Report how many lines in the records hold the string "days"; give the number and nothing else.

------ Given records ------

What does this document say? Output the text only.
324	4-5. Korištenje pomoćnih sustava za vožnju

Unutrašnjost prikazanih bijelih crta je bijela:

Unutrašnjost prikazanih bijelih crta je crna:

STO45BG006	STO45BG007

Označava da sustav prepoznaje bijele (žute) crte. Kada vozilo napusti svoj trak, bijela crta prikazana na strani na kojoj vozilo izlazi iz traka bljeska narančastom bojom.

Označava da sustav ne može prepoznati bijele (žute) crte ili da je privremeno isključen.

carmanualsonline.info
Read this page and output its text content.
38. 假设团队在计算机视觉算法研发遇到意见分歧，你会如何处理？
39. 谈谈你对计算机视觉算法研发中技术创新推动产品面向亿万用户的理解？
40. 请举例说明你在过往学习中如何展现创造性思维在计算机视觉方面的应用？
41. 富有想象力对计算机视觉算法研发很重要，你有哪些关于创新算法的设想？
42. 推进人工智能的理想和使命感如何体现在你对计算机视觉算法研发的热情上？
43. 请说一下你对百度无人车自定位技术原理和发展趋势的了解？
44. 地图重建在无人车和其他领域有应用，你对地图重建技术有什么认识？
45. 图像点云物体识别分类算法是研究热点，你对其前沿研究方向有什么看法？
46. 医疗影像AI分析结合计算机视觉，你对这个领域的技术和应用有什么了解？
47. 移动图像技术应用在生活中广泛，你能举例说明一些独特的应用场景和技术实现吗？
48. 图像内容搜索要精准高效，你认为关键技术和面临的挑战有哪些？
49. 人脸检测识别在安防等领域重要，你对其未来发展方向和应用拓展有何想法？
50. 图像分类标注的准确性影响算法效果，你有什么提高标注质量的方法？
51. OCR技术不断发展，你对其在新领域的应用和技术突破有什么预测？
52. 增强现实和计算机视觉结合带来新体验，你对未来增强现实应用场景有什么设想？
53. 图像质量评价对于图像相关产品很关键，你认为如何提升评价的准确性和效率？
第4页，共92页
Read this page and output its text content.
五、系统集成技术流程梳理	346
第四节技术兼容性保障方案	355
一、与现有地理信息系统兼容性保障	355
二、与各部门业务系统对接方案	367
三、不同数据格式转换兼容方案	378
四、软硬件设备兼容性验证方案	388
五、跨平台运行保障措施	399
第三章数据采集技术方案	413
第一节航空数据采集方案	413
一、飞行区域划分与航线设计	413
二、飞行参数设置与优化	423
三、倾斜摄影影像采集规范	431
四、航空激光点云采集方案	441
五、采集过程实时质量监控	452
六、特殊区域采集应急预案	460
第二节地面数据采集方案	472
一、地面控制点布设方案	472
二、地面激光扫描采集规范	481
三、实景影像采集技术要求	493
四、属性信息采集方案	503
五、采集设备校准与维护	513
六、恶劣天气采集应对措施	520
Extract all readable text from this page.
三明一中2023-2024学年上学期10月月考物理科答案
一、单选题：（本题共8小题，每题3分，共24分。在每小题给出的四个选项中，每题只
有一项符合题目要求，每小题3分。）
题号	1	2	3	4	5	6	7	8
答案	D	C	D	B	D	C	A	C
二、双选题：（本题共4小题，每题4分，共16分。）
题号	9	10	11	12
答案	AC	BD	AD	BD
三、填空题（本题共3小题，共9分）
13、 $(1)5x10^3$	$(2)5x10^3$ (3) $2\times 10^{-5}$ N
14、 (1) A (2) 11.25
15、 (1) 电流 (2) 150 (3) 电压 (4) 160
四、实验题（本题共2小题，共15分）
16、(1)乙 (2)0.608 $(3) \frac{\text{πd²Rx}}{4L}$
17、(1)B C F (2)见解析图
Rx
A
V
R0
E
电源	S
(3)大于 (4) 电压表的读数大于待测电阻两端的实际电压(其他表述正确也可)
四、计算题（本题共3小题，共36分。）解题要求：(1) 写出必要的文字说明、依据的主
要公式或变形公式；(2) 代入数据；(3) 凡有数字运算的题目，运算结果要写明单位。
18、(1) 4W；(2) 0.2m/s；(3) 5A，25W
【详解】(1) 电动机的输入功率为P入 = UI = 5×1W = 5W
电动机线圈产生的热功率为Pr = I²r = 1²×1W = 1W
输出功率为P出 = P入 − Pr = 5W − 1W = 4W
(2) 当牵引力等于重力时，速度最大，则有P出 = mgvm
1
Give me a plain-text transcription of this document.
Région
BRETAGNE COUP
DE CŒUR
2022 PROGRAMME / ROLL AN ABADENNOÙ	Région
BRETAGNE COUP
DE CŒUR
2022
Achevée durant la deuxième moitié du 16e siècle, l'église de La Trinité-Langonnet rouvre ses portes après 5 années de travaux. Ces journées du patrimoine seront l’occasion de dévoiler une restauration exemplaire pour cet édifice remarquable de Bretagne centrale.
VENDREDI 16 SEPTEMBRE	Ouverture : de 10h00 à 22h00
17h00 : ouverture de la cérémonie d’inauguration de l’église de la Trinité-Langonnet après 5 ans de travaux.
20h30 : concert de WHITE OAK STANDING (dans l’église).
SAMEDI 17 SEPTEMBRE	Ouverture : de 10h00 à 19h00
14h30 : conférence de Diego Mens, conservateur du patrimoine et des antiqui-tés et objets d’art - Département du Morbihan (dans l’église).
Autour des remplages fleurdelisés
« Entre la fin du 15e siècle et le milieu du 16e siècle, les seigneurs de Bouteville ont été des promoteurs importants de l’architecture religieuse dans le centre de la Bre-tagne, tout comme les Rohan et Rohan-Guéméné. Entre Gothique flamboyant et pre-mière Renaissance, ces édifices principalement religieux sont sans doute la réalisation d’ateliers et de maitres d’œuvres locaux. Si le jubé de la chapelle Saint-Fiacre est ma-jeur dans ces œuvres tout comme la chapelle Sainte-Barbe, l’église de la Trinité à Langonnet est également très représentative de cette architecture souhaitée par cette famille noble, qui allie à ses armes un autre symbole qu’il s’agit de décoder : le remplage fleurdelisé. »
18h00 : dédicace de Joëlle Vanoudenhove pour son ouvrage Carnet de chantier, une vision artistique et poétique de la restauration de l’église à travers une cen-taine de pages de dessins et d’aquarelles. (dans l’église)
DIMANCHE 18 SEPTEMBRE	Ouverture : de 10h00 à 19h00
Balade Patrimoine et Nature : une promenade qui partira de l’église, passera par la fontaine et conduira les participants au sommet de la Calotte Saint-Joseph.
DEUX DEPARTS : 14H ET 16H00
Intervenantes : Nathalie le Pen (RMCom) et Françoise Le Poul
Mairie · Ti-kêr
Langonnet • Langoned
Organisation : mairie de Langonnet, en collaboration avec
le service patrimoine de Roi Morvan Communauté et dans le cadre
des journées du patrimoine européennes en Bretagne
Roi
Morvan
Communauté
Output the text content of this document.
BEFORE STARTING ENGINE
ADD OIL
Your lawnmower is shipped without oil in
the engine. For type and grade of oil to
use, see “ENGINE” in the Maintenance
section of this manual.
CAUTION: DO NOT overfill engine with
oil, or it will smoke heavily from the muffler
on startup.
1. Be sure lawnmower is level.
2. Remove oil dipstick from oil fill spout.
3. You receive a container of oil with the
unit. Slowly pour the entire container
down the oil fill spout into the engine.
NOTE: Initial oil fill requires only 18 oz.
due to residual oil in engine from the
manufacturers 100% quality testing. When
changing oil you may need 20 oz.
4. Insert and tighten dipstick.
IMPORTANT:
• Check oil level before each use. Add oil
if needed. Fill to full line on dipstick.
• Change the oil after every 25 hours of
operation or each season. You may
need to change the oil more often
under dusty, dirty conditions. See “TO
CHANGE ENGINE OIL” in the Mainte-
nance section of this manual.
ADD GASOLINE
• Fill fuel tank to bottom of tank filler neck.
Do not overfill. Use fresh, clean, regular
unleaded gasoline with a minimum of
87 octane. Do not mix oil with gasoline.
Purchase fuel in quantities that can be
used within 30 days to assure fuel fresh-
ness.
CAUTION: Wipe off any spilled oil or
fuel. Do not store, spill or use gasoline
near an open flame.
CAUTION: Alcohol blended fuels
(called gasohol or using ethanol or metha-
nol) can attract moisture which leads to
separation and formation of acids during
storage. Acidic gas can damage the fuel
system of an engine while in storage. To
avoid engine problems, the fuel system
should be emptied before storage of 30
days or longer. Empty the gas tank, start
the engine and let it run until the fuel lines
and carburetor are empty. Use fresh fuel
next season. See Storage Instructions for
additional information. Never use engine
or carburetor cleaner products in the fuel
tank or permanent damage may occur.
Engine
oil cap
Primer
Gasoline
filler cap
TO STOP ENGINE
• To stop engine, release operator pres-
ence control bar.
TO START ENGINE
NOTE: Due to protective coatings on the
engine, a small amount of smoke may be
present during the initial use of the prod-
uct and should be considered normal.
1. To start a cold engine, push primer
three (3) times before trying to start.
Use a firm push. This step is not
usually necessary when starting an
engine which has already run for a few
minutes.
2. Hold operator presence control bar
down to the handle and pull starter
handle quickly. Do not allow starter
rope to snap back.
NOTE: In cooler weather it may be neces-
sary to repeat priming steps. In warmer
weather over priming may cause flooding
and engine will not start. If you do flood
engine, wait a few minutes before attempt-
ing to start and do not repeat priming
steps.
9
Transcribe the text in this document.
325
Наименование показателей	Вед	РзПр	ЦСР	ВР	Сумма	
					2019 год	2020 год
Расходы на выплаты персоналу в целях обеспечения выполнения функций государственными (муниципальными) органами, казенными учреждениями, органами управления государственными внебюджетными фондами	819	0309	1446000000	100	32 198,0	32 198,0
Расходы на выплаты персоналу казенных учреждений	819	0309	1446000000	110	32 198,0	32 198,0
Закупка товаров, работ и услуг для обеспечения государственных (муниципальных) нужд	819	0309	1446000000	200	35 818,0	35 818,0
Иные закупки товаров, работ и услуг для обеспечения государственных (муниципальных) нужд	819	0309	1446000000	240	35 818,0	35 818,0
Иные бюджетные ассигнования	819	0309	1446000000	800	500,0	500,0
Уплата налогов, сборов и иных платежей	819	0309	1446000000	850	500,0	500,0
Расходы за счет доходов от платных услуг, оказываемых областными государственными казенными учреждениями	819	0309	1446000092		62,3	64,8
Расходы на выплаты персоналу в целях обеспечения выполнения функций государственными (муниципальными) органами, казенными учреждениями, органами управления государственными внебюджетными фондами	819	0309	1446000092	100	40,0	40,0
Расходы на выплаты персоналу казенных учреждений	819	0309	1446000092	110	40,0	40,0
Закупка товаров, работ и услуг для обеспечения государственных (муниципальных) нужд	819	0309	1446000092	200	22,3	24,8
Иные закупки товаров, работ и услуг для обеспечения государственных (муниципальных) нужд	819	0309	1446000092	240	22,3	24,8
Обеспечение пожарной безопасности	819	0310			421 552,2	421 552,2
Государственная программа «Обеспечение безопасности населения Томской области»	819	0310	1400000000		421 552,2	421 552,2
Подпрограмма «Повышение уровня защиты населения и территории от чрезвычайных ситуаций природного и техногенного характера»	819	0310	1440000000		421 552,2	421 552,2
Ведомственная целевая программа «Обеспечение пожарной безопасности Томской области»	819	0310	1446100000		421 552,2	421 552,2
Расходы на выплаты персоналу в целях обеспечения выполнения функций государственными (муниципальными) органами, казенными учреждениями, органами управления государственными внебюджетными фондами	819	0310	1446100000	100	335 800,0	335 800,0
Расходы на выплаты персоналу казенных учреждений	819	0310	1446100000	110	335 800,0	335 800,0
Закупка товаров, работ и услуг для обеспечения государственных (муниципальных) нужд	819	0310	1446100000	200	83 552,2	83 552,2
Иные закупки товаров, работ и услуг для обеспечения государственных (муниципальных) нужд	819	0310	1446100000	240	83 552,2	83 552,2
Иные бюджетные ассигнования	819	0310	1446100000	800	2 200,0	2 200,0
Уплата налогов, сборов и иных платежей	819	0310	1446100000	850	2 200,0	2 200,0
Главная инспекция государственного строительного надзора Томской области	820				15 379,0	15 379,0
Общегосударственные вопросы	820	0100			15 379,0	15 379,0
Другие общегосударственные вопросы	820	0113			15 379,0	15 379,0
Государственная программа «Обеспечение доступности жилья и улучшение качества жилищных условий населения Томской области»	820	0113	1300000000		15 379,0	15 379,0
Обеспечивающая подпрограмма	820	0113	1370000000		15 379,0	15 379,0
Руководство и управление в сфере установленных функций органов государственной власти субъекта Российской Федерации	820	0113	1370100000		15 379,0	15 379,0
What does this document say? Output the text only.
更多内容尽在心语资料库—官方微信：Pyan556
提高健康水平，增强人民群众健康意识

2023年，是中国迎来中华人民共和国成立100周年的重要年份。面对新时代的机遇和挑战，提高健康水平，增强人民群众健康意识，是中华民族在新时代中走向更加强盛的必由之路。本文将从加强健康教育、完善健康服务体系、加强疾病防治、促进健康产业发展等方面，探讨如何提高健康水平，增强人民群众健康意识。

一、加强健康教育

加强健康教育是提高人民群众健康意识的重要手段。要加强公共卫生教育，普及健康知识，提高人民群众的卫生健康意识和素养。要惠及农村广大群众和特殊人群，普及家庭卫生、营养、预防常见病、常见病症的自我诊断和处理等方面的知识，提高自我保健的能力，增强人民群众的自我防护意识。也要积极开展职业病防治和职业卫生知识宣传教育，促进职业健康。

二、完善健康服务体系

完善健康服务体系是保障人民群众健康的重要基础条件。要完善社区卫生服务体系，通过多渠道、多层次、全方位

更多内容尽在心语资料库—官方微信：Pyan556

------

Completed task → 2